## WRITTEN TASK
Retype all the records with nothing changed.

Stored items from a collection
==========

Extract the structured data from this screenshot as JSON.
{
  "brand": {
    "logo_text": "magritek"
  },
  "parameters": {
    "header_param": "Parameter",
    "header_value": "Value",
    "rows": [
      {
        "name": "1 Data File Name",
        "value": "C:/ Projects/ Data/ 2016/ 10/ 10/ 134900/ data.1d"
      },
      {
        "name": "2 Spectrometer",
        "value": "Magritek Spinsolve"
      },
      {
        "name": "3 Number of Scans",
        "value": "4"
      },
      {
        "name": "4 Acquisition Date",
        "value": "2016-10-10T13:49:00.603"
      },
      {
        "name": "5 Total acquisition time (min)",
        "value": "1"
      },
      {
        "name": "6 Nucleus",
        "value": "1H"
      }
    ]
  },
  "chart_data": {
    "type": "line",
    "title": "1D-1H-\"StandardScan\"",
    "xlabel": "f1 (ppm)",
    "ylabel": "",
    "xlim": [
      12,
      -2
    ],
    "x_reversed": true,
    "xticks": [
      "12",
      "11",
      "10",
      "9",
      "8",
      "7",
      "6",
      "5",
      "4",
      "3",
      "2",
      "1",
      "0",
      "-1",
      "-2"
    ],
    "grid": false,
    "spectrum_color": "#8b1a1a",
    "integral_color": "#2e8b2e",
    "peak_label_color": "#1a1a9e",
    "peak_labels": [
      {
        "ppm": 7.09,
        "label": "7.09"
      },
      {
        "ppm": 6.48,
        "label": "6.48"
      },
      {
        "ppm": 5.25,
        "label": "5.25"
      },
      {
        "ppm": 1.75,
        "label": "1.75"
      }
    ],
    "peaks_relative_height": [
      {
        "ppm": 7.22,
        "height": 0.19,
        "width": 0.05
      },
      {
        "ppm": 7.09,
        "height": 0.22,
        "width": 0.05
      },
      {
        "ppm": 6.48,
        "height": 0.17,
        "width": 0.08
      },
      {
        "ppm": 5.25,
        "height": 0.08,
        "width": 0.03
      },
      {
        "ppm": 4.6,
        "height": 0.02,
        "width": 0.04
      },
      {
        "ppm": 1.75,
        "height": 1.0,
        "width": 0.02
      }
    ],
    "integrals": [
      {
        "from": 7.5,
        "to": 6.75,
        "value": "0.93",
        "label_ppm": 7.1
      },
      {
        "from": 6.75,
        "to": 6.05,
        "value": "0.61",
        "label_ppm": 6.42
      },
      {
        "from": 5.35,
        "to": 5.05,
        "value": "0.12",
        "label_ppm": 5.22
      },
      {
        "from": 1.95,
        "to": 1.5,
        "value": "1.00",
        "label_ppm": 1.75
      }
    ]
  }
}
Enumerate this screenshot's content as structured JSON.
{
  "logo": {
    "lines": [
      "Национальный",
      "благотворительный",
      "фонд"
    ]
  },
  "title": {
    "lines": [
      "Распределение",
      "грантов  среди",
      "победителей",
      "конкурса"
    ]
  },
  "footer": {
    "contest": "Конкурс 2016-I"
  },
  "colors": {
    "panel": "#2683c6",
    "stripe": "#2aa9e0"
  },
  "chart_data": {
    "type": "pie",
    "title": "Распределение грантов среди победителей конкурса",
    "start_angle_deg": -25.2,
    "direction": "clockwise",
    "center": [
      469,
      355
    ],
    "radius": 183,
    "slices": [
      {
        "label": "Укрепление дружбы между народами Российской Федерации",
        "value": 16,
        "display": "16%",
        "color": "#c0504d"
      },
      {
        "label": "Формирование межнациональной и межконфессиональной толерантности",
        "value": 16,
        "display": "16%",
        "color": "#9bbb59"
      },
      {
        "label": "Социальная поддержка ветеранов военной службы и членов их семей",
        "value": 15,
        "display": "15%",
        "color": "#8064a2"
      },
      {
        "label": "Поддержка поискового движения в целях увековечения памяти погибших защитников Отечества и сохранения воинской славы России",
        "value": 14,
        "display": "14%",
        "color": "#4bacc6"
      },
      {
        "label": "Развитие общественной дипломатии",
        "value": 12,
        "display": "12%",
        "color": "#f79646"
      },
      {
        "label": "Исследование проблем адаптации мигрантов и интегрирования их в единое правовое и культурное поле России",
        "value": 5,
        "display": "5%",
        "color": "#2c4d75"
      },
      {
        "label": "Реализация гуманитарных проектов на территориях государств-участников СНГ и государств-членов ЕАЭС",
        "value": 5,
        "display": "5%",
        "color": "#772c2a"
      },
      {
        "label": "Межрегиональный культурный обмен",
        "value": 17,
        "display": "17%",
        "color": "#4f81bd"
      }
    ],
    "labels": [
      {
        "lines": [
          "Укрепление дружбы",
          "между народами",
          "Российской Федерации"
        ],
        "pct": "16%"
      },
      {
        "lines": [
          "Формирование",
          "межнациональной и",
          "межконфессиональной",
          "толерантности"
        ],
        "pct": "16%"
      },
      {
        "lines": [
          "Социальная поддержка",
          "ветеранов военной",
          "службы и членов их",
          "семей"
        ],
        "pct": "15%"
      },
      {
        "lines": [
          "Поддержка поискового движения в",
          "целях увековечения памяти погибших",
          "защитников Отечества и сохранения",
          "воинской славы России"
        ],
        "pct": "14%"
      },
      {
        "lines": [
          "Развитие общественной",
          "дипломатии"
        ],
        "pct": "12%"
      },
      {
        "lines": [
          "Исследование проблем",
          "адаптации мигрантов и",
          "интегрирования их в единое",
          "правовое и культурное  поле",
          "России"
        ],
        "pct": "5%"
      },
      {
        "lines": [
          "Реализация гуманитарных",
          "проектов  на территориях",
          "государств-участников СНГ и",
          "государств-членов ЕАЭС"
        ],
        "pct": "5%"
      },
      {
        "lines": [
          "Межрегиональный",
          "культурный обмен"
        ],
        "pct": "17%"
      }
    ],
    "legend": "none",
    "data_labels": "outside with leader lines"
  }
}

==========

## ANSWER
Extract the structured data from this screenshot as JSON.
{
  "brand": {
    "logo_text": "magritek"
  },
  "parameters": {
    "header_param": "Parameter",
    "header_value": "Value",
    "rows": [
      {
        "name": "1 Data File Name",
        "value": "C:/ Projects/ Data/ 2016/ 10/ 10/ 134900/ data.1d"
      },
      {
        "name": "2 Spectrometer",
        "value": "Magritek Spinsolve"
      },
      {
        "name": "3 Number of Scans",
        "value": "4"
      },
      {
        "name": "4 Acquisition Date",
        "value": "2016-10-10T13:49:00.603"
      },
      {
        "name": "5 Total acquisition time (min)",
        "value": "1"
      },
      {
        "name": "6 Nucleus",
        "value": "1H"
      }
    ]
  },
  "chart_data": {
    "type": "line",
    "title": "1D-1H-\"StandardScan\"",
    "xlabel": "f1 (ppm)",
    "ylabel": "",
    "xlim": [
      12,
      -2
    ],
    "x_reversed": true,
    "xticks": [
      "12",
      "11",
      "10",
      "9",
      "8",
      "7",
      "6",
      "5",
      "4",
      "3",
      "2",
      "1",
      "0",
      "-1",
      "-2"
    ],
    "grid": false,
    "spectrum_color": "#8b1a1a",
    "integral_color": "#2e8b2e",
    "peak_label_color": "#1a1a9e",
    "peak_labels": [
      {
        "ppm": 7.09,
        "label": "7.09"
      },
      {
        "ppm": 6.48,
        "label": "6.48"
      },
      {
        "ppm": 5.25,
        "label": "5.25"
      },
      {
        "ppm": 1.75,
        "label": "1.75"
      }
    ],
    "peaks_relative_height": [
      {
        "ppm": 7.22,
        "height": 0.19,
        "width": 0.05
      },
      {
        "ppm": 7.09,
        "height": 0.22,
        "width": 0.05
      },
      {
        "ppm": 6.48,
        "height": 0.17,
        "width": 0.08
      },
      {
        "ppm": 5.25,
        "height": 0.08,
        "width": 0.03
      },
      {
        "ppm": 4.6,
        "height": 0.02,
        "width": 0.04
      },
      {
        "ppm": 1.75,
        "height": 1.0,
        "width": 0.02
      }
    ],
    "integrals": [
      {
        "from": 7.5,
        "to": 6.75,
        "value": "0.93",
        "label_ppm": 7.1
      },
      {
        "from": 6.75,
        "to": 6.05,
        "value": "0.61",
        "label_ppm": 6.42
      },
      {
        "from": 5.35,
        "to": 5.05,
        "value": "0.12",
        "label_ppm": 5.22
      },
      {
        "from": 1.95,
        "to": 1.5,
        "value": "1.00",
        "label_ppm": 1.75
      }
    ]
  }
}
Enumerate this screenshot's content as structured JSON.
{
  "logo": {
    "lines": [
      "Национальный",
      "благотворительный",
      "фонд"
    ]
  },
  "title": {
    "lines": [
      "Распределение",
      "грантов  среди",
      "победителей",
      "конкурса"
    ]
  },
  "footer": {
    "contest": "Конкурс 2016-I"
  },
  "colors": {
    "panel": "#2683c6",
    "stripe": "#2aa9e0"
  },
  "chart_data": {
    "type": "pie",
    "title": "Распределение грантов среди победителей конкурса",
    "start_angle_deg": -25.2,
    "direction": "clockwise",
    "center": [
      469,
      355
    ],
    "radius": 183,
    "slices": [
      {
        "label": "Укрепление дружбы между народами Российской Федерации",
        "value": 16,
        "display": "16%",
        "color": "#c0504d"
      },
      {
        "label": "Формирование межнациональной и межконфессиональной толерантности",
        "value": 16,
        "display": "16%",
        "color": "#9bbb59"
      },
      {
        "label": "Социальная поддержка ветеранов военной службы и членов их семей",
        "value": 15,
        "display": "15%",
        "color": "#8064a2"
      },
      {
        "label": "Поддержка поискового движения в целях увековечения памяти погибших защитников Отечества и сохранения воинской славы России",
        "value": 14,
        "display": "14%",
        "color": "#4bacc6"
      },
      {
        "label": "Развитие общественной дипломатии",
        "value": 12,
        "display": "12%",
        "color": "#f79646"
      },
      {
        "label": "Исследование проблем адаптации мигрантов и интегрирования их в единое правовое и культурное поле России",
        "value": 5,
        "display": "5%",
        "color": "#2c4d75"
      },
      {
        "label": "Реализация гуманитарных проектов на территориях государств-участников СНГ и государств-членов ЕАЭС",
        "value": 5,
        "display": "5%",
        "color": "#772c2a"
      },
      {
        "label": "Межрегиональный культурный обмен",
        "value": 17,
        "display": "17%",
        "color": "#4f81bd"
      }
    ],
    "labels": [
      {
        "lines": [
          "Укрепление дружбы",
          "между народами",
          "Российской Федерации"
        ],
        "pct": "16%"
      },
      {
        "lines": [
          "Формирование",
          "межнациональной и",
          "межконфессиональной",
          "толерантности"
        ],
        "pct": "16%"
      },
      {
        "lines": [
          "Социальная поддержка",
          "ветеранов военной",
          "службы и членов их",
          "семей"
        ],
        "pct": "15%"
      },
      {
        "lines": [
          "Поддержка поискового движения в",
          "целях увековечения памяти погибших",
          "защитников Отечества и сохранения",
          "воинской славы России"
        ],
        "pct": "14%"
      },
      {
        "lines": [
          "Развитие общественной",
          "дипломатии"
        ],
        "pct": "12%"
      },
      {
        "lines": [
          "Исследование проблем",
          "адаптации мигрантов и",
          "интегрирования их в единое",
          "правовое и культурное  поле",
          "России"
        ],
        "pct": "5%"
      },
      {
        "lines": [
          "Реализация гуманитарных",
          "проектов  на территориях",
          "государств-участников СНГ и",
          "государств-членов ЕАЭС"
        ],
        "pct": "5%"
      },
      {
        "lines": [
          "Межрегиональный",
          "культурный обмен"
        ],
        "pct": "17%"
      }
    ],
    "legend": "none",
    "data_labels": "outside with leader lines"
  }
}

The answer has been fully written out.